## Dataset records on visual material
################
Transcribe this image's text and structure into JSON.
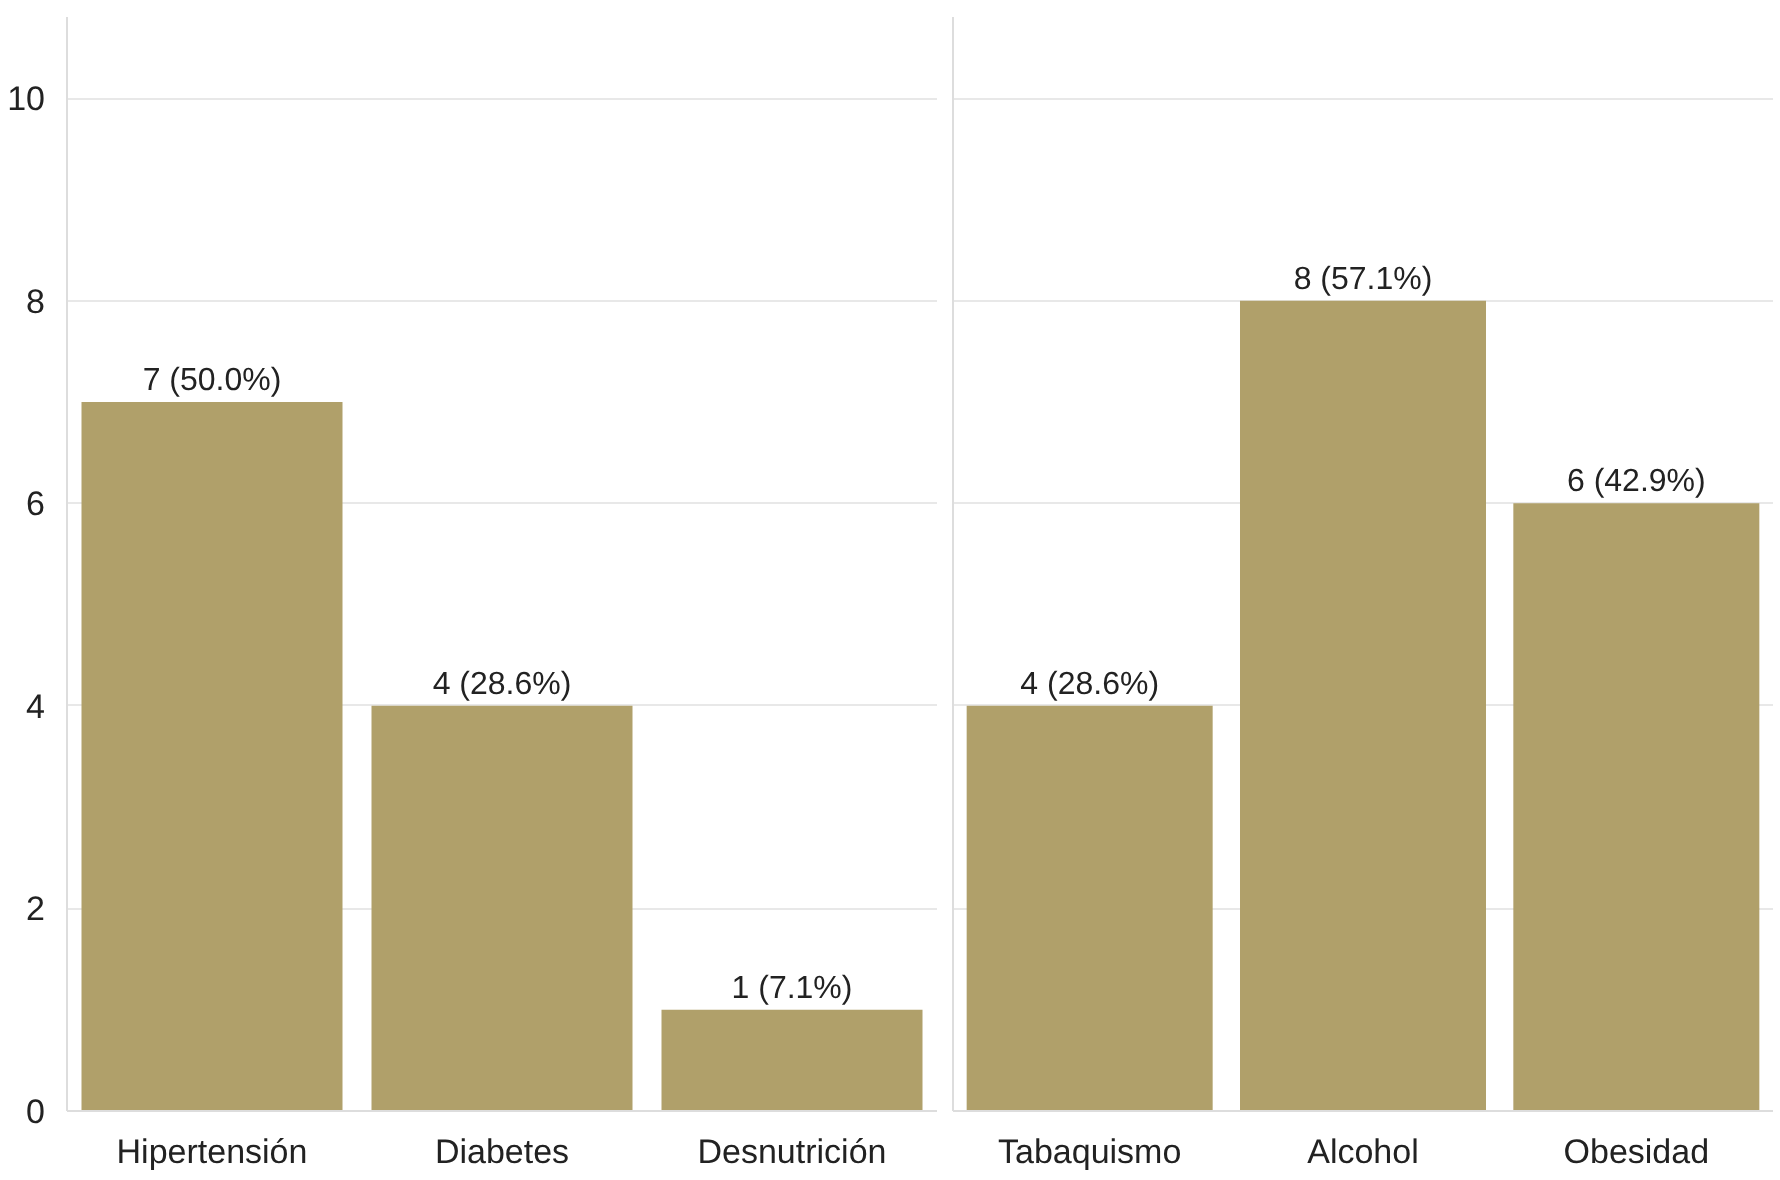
{
  "chart_data": [
    {
      "type": "bar",
      "categories": [
        "Hipertensión",
        "Diabetes",
        "Desnutrición"
      ],
      "values": [
        7,
        4,
        1
      ],
      "value_labels": [
        "7 (50.0%)",
        "4 (28.6%)",
        "1 (7.1%)"
      ],
      "color": "#b0a06a",
      "ylim": [
        0,
        10.8
      ],
      "yticks": [
        0,
        2,
        4,
        6,
        8,
        10
      ],
      "grid": "y"
    },
    {
      "type": "bar",
      "categories": [
        "Tabaquismo",
        "Alcohol",
        "Obesidad"
      ],
      "values": [
        4,
        8,
        6
      ],
      "value_labels": [
        "4 (28.6%)",
        "8 (57.1%)",
        "6 (42.9%)"
      ],
      "color": "#b0a06a",
      "ylim": [
        0,
        10.8
      ],
      "yticks": [
        0,
        2,
        4,
        6,
        8,
        10
      ],
      "grid": "y",
      "tick_labels": "x"
    }
  ]
}
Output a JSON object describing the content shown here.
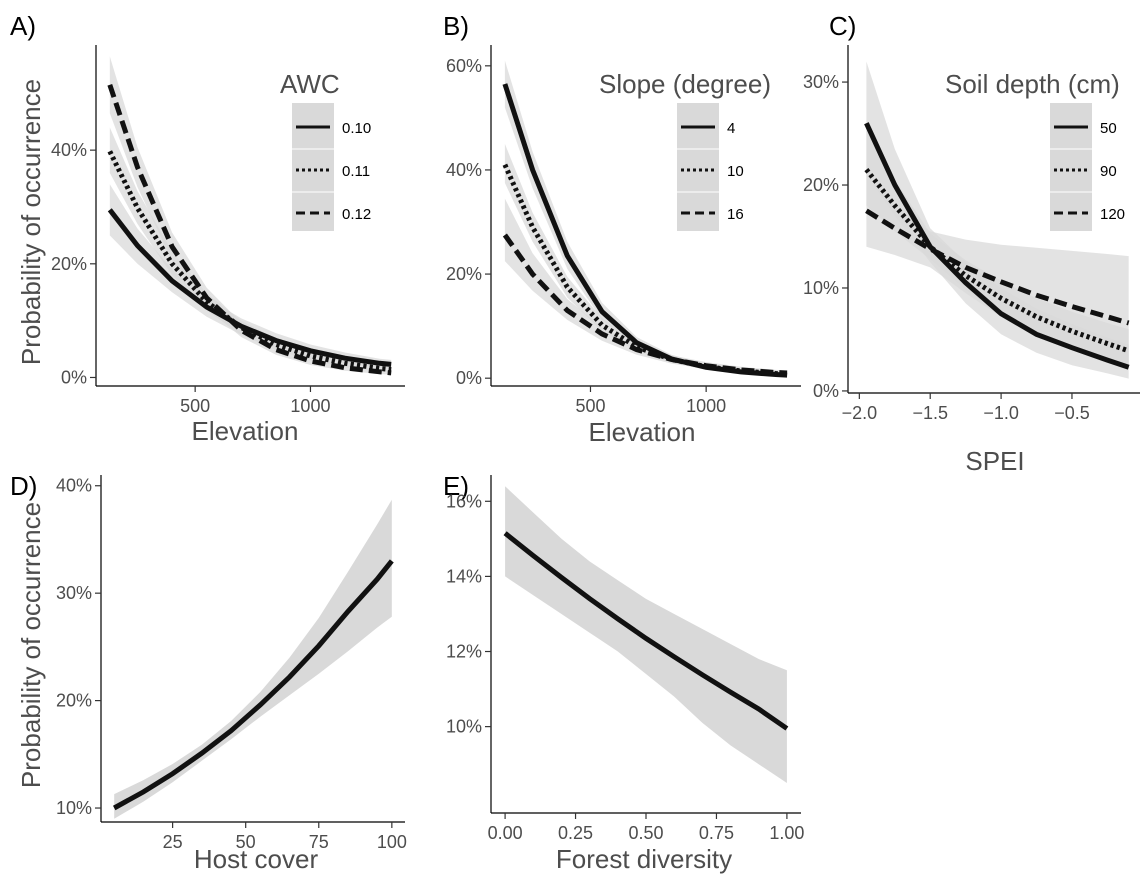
{
  "figure": {
    "y_axis_title": "Probability of occurrence"
  },
  "chart_data": [
    {
      "id": "A",
      "panel_label": "A)",
      "type": "line",
      "xlabel": "Elevation",
      "ylabel": "Probability of occurrence",
      "xlim": [
        70,
        1410
      ],
      "ylim": [
        -0.015,
        0.585
      ],
      "xticks": [
        500,
        1000
      ],
      "xtick_labels": [
        "500",
        "1000"
      ],
      "yticks": [
        0,
        0.2,
        0.4
      ],
      "ytick_labels": [
        "0%",
        "20%",
        "40%"
      ],
      "legend": {
        "title": "AWC",
        "position": "top-right"
      },
      "colors": {
        "line": "#111111",
        "ribbon": "#d9d9d9"
      },
      "series": [
        {
          "name": "0.10",
          "dash": "solid",
          "x": [
            130,
            250,
            400,
            550,
            700,
            850,
            1000,
            1150,
            1300,
            1350
          ],
          "y": [
            0.295,
            0.232,
            0.17,
            0.124,
            0.09,
            0.065,
            0.047,
            0.034,
            0.025,
            0.023
          ],
          "lower": [
            0.25,
            0.2,
            0.15,
            0.107,
            0.075,
            0.052,
            0.036,
            0.025,
            0.017,
            0.015
          ],
          "upper": [
            0.34,
            0.262,
            0.19,
            0.14,
            0.104,
            0.078,
            0.058,
            0.044,
            0.033,
            0.031
          ]
        },
        {
          "name": "0.11",
          "dash": "dotted",
          "x": [
            130,
            250,
            400,
            550,
            700,
            850,
            1000,
            1150,
            1300,
            1350
          ],
          "y": [
            0.398,
            0.298,
            0.2,
            0.133,
            0.088,
            0.058,
            0.038,
            0.025,
            0.016,
            0.014
          ],
          "lower": [
            0.36,
            0.27,
            0.18,
            0.118,
            0.075,
            0.048,
            0.03,
            0.018,
            0.011,
            0.009
          ],
          "upper": [
            0.44,
            0.328,
            0.222,
            0.148,
            0.1,
            0.068,
            0.046,
            0.032,
            0.022,
            0.02
          ]
        },
        {
          "name": "0.12",
          "dash": "dashed",
          "x": [
            130,
            250,
            400,
            550,
            700,
            850,
            1000,
            1150,
            1300,
            1350
          ],
          "y": [
            0.515,
            0.37,
            0.23,
            0.14,
            0.083,
            0.049,
            0.029,
            0.017,
            0.01,
            0.008
          ],
          "lower": [
            0.465,
            0.335,
            0.205,
            0.122,
            0.071,
            0.04,
            0.022,
            0.012,
            0.006,
            0.005
          ],
          "upper": [
            0.565,
            0.405,
            0.255,
            0.158,
            0.096,
            0.058,
            0.036,
            0.022,
            0.014,
            0.012
          ]
        }
      ]
    },
    {
      "id": "B",
      "panel_label": "B)",
      "type": "line",
      "xlabel": "Elevation",
      "ylabel": "",
      "xlim": [
        70,
        1410
      ],
      "ylim": [
        -0.015,
        0.64
      ],
      "xticks": [
        500,
        1000
      ],
      "xtick_labels": [
        "500",
        "1000"
      ],
      "yticks": [
        0,
        0.2,
        0.4,
        0.6
      ],
      "ytick_labels": [
        "0%",
        "20%",
        "40%",
        "60%"
      ],
      "legend": {
        "title": "Slope (degree)",
        "position": "top-right"
      },
      "colors": {
        "line": "#111111",
        "ribbon": "#d9d9d9"
      },
      "series": [
        {
          "name": "4",
          "dash": "solid",
          "x": [
            130,
            250,
            400,
            550,
            700,
            850,
            1000,
            1150,
            1300,
            1350
          ],
          "y": [
            0.565,
            0.4,
            0.235,
            0.128,
            0.068,
            0.037,
            0.021,
            0.012,
            0.007,
            0.006
          ],
          "lower": [
            0.52,
            0.365,
            0.21,
            0.112,
            0.058,
            0.03,
            0.016,
            0.008,
            0.004,
            0.003
          ],
          "upper": [
            0.61,
            0.435,
            0.262,
            0.145,
            0.079,
            0.045,
            0.027,
            0.016,
            0.01,
            0.009
          ]
        },
        {
          "name": "10",
          "dash": "dotted",
          "x": [
            130,
            250,
            400,
            550,
            700,
            850,
            1000,
            1150,
            1300,
            1350
          ],
          "y": [
            0.41,
            0.29,
            0.175,
            0.102,
            0.06,
            0.036,
            0.022,
            0.014,
            0.009,
            0.008
          ],
          "lower": [
            0.375,
            0.262,
            0.155,
            0.09,
            0.051,
            0.03,
            0.017,
            0.01,
            0.006,
            0.005
          ],
          "upper": [
            0.45,
            0.318,
            0.195,
            0.115,
            0.07,
            0.043,
            0.028,
            0.019,
            0.013,
            0.012
          ]
        },
        {
          "name": "16",
          "dash": "dashed",
          "x": [
            130,
            250,
            400,
            550,
            700,
            850,
            1000,
            1150,
            1300,
            1350
          ],
          "y": [
            0.275,
            0.2,
            0.13,
            0.085,
            0.055,
            0.036,
            0.024,
            0.016,
            0.011,
            0.01
          ],
          "lower": [
            0.225,
            0.168,
            0.112,
            0.072,
            0.045,
            0.028,
            0.018,
            0.011,
            0.007,
            0.006
          ],
          "upper": [
            0.345,
            0.24,
            0.152,
            0.098,
            0.065,
            0.044,
            0.031,
            0.022,
            0.016,
            0.015
          ]
        }
      ]
    },
    {
      "id": "C",
      "panel_label": "C)",
      "type": "line",
      "xlabel": "SPEI",
      "ylabel": "",
      "xlim": [
        -2.08,
        -0.02
      ],
      "ylim": [
        -0.002,
        0.336
      ],
      "xticks": [
        -2.0,
        -1.5,
        -1.0,
        -0.5
      ],
      "xtick_labels": [
        "−2.0",
        "−1.5",
        "−1.0",
        "−0.5"
      ],
      "yticks": [
        0,
        0.1,
        0.2,
        0.3
      ],
      "ytick_labels": [
        "0%",
        "10%",
        "20%",
        "30%"
      ],
      "legend": {
        "title": "Soil depth (cm)",
        "position": "top-right"
      },
      "colors": {
        "line": "#111111",
        "ribbon": "#d9d9d9"
      },
      "series": [
        {
          "name": "50",
          "dash": "solid",
          "x": [
            -1.95,
            -1.75,
            -1.5,
            -1.25,
            -1.0,
            -0.75,
            -0.5,
            -0.25,
            -0.1
          ],
          "y": [
            0.26,
            0.2,
            0.14,
            0.105,
            0.075,
            0.055,
            0.042,
            0.03,
            0.023
          ],
          "lower": [
            0.21,
            0.17,
            0.125,
            0.085,
            0.055,
            0.037,
            0.025,
            0.017,
            0.012
          ],
          "upper": [
            0.32,
            0.235,
            0.158,
            0.125,
            0.1,
            0.08,
            0.065,
            0.052,
            0.045
          ]
        },
        {
          "name": "90",
          "dash": "dotted",
          "x": [
            -1.95,
            -1.75,
            -1.5,
            -1.25,
            -1.0,
            -0.75,
            -0.5,
            -0.25,
            -0.1
          ],
          "y": [
            0.215,
            0.18,
            0.14,
            0.112,
            0.09,
            0.072,
            0.058,
            0.046,
            0.039
          ],
          "lower": [
            0.18,
            0.155,
            0.128,
            0.098,
            0.075,
            0.056,
            0.043,
            0.032,
            0.026
          ],
          "upper": [
            0.255,
            0.205,
            0.153,
            0.127,
            0.107,
            0.09,
            0.077,
            0.066,
            0.06
          ]
        },
        {
          "name": "120",
          "dash": "dashed",
          "x": [
            -1.95,
            -1.75,
            -1.5,
            -1.25,
            -1.0,
            -0.75,
            -0.5,
            -0.25,
            -0.1
          ],
          "y": [
            0.175,
            0.158,
            0.138,
            0.12,
            0.106,
            0.093,
            0.082,
            0.072,
            0.066
          ],
          "lower": [
            0.14,
            0.132,
            0.12,
            0.095,
            0.072,
            0.054,
            0.041,
            0.031,
            0.025
          ],
          "upper": [
            0.21,
            0.18,
            0.155,
            0.147,
            0.142,
            0.139,
            0.136,
            0.133,
            0.131
          ]
        }
      ]
    },
    {
      "id": "D",
      "panel_label": "D)",
      "type": "line",
      "xlabel": "Host cover",
      "ylabel": "Probability of occurrence",
      "xlim": [
        0.5,
        104.5
      ],
      "ylim": [
        0.087,
        0.41
      ],
      "xticks": [
        25,
        50,
        75,
        100
      ],
      "xtick_labels": [
        "25",
        "50",
        "75",
        "100"
      ],
      "yticks": [
        0.1,
        0.2,
        0.3,
        0.4
      ],
      "ytick_labels": [
        "10%",
        "20%",
        "30%",
        "40%"
      ],
      "legend": null,
      "colors": {
        "line": "#111111",
        "ribbon": "#d9d9d9"
      },
      "series": [
        {
          "name": "",
          "dash": "solid",
          "x": [
            5,
            15,
            25,
            35,
            45,
            55,
            65,
            75,
            85,
            95,
            100
          ],
          "y": [
            0.1,
            0.115,
            0.132,
            0.151,
            0.172,
            0.196,
            0.222,
            0.251,
            0.283,
            0.313,
            0.33
          ],
          "lower": [
            0.09,
            0.106,
            0.124,
            0.144,
            0.164,
            0.185,
            0.205,
            0.225,
            0.246,
            0.268,
            0.278
          ],
          "upper": [
            0.113,
            0.126,
            0.141,
            0.159,
            0.181,
            0.208,
            0.24,
            0.277,
            0.32,
            0.364,
            0.387
          ]
        }
      ]
    },
    {
      "id": "E",
      "panel_label": "E)",
      "type": "line",
      "xlabel": "Forest diversity",
      "ylabel": "",
      "xlim": [
        -0.05,
        1.05
      ],
      "ylim": [
        0.077,
        0.167
      ],
      "xticks": [
        0,
        0.25,
        0.5,
        0.75,
        1.0
      ],
      "xtick_labels": [
        "0.00",
        "0.25",
        "0.50",
        "0.75",
        "1.00"
      ],
      "yticks": [
        0.1,
        0.12,
        0.14,
        0.16
      ],
      "ytick_labels": [
        "10%",
        "12%",
        "14%",
        "16%"
      ],
      "legend": null,
      "colors": {
        "line": "#111111",
        "ribbon": "#d9d9d9"
      },
      "series": [
        {
          "name": "",
          "dash": "solid",
          "x": [
            0,
            0.1,
            0.2,
            0.3,
            0.4,
            0.5,
            0.6,
            0.7,
            0.8,
            0.9,
            1.0
          ],
          "y": [
            0.1515,
            0.1455,
            0.1397,
            0.1341,
            0.1287,
            0.1235,
            0.1186,
            0.1138,
            0.1092,
            0.1047,
            0.0995
          ],
          "lower": [
            0.14,
            0.135,
            0.13,
            0.125,
            0.12,
            0.114,
            0.108,
            0.101,
            0.095,
            0.09,
            0.085
          ],
          "upper": [
            0.164,
            0.157,
            0.15,
            0.144,
            0.139,
            0.134,
            0.13,
            0.126,
            0.122,
            0.118,
            0.115
          ]
        }
      ]
    }
  ]
}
################
## TASK REQUIREMENTS
Look for the word "JSON" and return every line where it occurs.

## RESPONSE TO THIS TASK
Transcribe this image's text and structure into JSON.
Output a JSON object describing the content shown here.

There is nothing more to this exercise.